▶ _GIVEN REQUEST_
Locate each line in the records containing "образования". Copy it.

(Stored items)
____________________

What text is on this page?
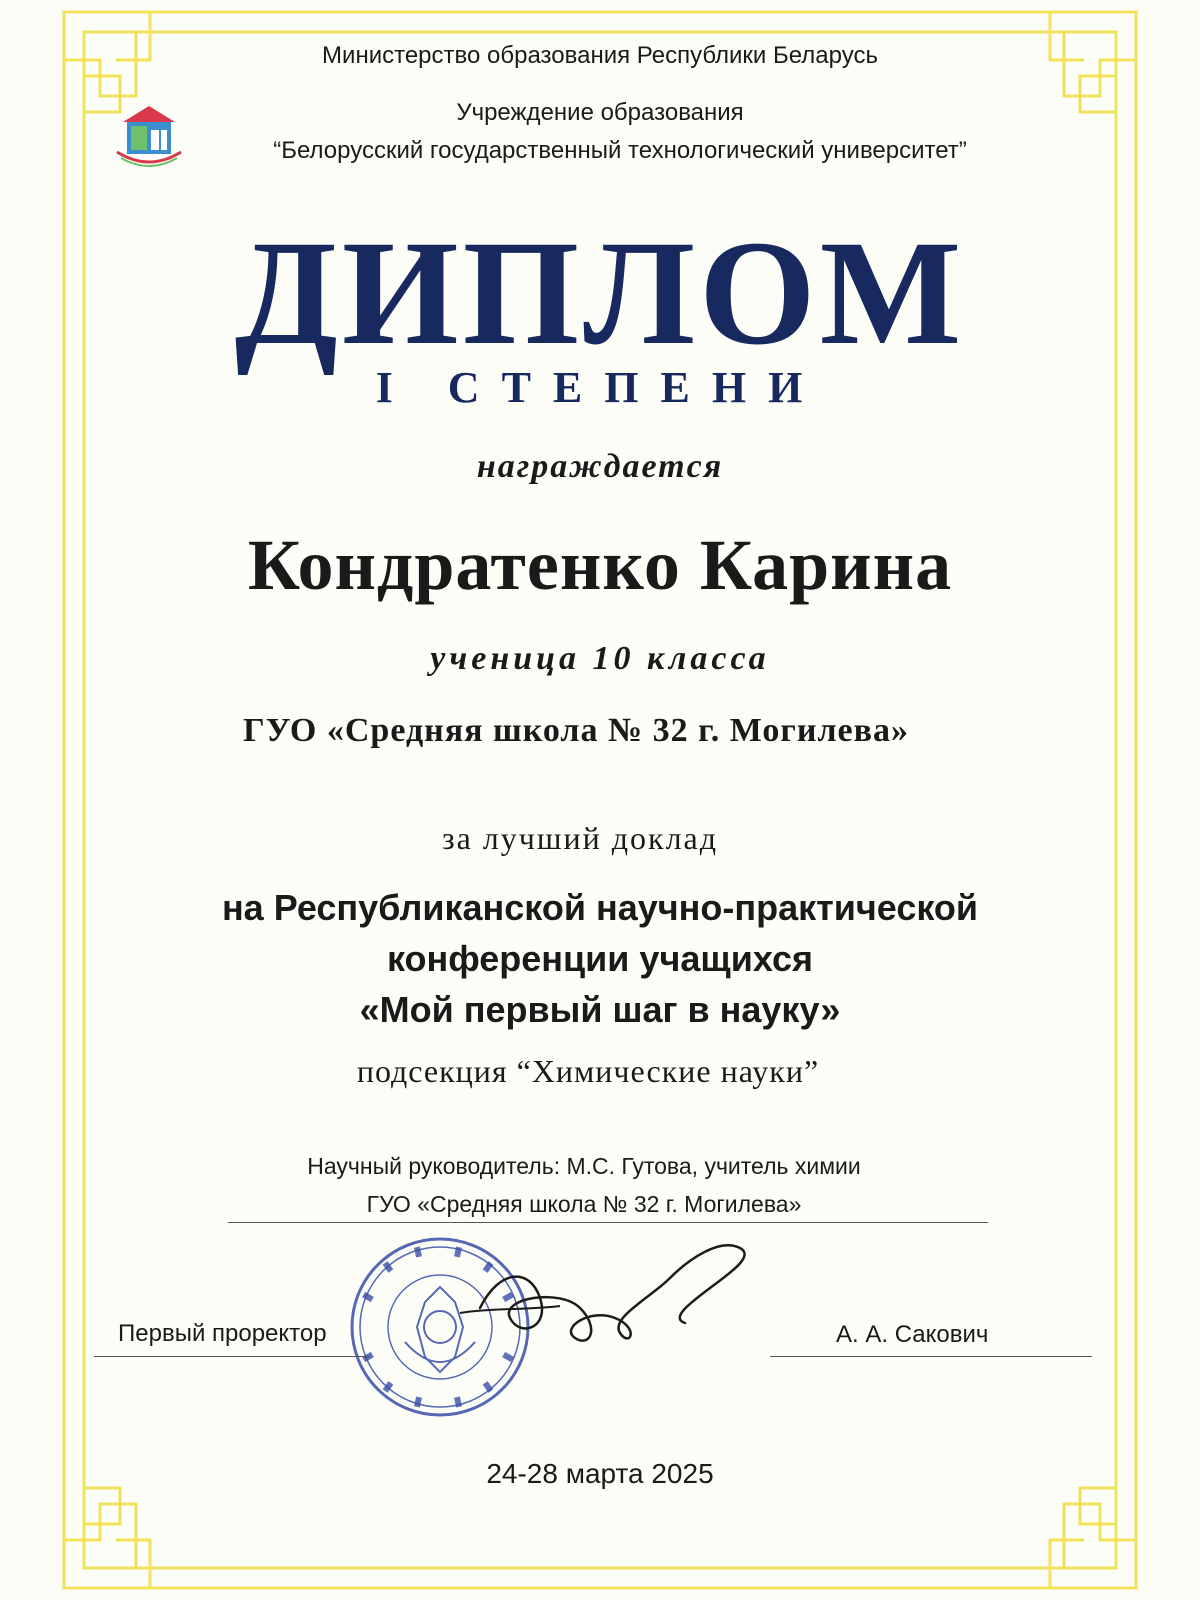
Министерство образования Республики Беларусь
Учреждение образования
“Белорусский государственный технологический университет”
ДИПЛОМ
I СТЕПЕНИ
награждается
Кондратенко Карина
ученица 10 класса
ГУО «Средняя школа № 32 г. Могилева»
за лучший доклад
на Республиканской научно-практической
конференции учащихся
«Мой первый шаг в науку»
подсекция “Химические науки”
Научный руководитель: М.С. Гутова, учитель химии
ГУО «Средняя школа № 32 г. Могилева»
Первый проректор	А. А. Сакович
24-28 марта 2025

____________________

▶ _RESULT_
Министерство образования Республики Беларусь
Учреждение образования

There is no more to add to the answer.